● RAW DATA:

-- begin --

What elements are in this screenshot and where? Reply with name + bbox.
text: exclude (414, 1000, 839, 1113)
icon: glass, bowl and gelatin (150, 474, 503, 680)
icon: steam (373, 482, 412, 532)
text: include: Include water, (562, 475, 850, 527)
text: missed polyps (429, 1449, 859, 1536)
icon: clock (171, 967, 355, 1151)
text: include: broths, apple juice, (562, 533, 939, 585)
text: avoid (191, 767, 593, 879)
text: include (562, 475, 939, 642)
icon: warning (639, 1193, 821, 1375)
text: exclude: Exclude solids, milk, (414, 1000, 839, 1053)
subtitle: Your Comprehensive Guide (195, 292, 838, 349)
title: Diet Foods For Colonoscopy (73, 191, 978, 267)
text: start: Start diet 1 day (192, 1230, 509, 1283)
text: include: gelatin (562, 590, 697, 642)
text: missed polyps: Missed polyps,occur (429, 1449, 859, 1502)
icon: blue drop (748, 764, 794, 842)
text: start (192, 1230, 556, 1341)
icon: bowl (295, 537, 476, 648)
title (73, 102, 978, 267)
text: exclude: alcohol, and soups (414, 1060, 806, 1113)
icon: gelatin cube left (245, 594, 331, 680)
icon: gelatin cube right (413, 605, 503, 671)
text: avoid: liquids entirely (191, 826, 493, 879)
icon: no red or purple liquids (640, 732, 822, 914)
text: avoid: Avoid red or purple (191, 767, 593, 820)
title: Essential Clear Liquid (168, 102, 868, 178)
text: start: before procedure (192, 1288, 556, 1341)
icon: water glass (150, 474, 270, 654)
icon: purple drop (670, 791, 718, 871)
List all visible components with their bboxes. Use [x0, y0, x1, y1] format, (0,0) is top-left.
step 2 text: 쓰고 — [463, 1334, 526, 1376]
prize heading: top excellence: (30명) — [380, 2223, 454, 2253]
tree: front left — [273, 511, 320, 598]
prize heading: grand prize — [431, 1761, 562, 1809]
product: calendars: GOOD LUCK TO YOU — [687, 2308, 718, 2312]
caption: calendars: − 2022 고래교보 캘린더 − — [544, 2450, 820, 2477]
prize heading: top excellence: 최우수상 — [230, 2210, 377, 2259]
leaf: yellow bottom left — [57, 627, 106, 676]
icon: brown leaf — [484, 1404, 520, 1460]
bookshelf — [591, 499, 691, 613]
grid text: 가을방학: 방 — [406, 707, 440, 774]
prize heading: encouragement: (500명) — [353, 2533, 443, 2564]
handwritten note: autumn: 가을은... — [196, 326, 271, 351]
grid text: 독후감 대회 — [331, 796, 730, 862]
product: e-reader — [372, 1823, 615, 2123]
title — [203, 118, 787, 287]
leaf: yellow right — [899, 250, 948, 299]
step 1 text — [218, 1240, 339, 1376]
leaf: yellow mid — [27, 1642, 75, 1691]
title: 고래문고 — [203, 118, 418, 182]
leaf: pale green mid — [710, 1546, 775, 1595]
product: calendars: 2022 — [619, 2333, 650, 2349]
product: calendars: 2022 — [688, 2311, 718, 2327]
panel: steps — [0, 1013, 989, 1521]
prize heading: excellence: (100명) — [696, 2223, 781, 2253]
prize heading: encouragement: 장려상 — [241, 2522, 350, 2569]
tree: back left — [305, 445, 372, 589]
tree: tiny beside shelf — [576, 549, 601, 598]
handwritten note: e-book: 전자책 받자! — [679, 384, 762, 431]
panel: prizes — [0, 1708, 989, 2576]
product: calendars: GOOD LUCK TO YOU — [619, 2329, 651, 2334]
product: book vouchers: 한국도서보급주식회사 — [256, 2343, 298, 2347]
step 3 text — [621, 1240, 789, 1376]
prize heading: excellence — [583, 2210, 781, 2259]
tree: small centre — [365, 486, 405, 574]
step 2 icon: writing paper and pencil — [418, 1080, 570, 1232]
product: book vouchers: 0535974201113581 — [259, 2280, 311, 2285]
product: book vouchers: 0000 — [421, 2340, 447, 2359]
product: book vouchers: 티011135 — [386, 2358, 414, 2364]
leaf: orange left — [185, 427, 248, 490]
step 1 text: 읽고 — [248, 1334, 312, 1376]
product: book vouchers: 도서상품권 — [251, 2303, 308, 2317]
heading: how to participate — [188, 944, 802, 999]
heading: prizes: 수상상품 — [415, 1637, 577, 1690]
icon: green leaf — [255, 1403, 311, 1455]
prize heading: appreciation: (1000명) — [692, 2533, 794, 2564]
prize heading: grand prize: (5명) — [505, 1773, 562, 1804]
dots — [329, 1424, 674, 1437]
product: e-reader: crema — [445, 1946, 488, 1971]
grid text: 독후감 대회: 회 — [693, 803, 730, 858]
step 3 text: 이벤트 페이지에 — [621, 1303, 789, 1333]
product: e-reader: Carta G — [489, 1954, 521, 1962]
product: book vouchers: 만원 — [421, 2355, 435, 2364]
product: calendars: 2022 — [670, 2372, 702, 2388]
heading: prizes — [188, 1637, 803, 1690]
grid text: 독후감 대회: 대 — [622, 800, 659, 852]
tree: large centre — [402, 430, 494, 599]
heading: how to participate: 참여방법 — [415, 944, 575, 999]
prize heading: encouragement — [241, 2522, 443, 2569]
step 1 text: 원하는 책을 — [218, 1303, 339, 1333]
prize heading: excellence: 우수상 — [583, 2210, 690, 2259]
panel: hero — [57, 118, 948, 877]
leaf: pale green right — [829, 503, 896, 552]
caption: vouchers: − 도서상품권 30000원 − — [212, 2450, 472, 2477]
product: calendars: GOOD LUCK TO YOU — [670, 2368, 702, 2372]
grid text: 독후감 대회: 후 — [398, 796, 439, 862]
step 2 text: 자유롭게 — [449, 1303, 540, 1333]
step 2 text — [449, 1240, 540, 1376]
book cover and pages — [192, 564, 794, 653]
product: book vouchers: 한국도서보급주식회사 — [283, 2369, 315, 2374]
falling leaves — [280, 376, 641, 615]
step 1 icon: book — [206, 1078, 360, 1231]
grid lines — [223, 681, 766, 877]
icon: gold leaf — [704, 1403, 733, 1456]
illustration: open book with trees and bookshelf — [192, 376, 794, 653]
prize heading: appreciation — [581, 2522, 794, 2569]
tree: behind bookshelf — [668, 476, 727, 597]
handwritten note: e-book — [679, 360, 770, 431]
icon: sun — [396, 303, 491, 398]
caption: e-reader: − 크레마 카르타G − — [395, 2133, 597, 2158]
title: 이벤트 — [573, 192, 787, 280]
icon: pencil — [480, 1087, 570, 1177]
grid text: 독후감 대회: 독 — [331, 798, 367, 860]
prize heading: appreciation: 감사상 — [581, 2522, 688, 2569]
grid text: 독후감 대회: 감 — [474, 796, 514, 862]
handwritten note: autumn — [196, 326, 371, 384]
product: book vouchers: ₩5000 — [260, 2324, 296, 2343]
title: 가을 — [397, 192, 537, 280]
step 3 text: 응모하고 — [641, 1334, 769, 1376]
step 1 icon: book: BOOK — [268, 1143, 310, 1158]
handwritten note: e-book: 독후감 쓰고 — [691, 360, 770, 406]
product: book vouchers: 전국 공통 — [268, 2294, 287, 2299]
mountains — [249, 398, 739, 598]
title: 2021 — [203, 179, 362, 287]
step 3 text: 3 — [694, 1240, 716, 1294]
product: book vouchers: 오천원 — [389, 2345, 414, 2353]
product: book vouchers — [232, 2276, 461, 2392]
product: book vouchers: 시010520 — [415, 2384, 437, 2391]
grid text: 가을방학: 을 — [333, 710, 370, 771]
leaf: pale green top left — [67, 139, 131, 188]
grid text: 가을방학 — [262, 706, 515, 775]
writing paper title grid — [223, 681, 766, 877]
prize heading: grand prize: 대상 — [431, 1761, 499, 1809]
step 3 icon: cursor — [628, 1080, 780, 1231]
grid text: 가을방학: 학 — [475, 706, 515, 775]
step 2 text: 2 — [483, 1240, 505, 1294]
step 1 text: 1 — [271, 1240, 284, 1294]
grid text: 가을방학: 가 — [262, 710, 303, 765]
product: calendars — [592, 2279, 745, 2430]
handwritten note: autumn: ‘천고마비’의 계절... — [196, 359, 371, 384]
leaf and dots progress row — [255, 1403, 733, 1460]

-- end --

● WORK TO BE COMPLETED: Copy word for word the part of the records that opens with the first line and closes with the line containing "icon: clock (171, 967, 355, 1151)", including both of those lines.

● SOLUTION TO THE EXERCISE:
What elements are in this screenshot and where? Reply with name + bbox.
text: exclude (414, 1000, 839, 1113)
icon: glass, bowl and gelatin (150, 474, 503, 680)
icon: steam (373, 482, 412, 532)
text: include: Include water, (562, 475, 850, 527)
text: missed polyps (429, 1449, 859, 1536)
icon: clock (171, 967, 355, 1151)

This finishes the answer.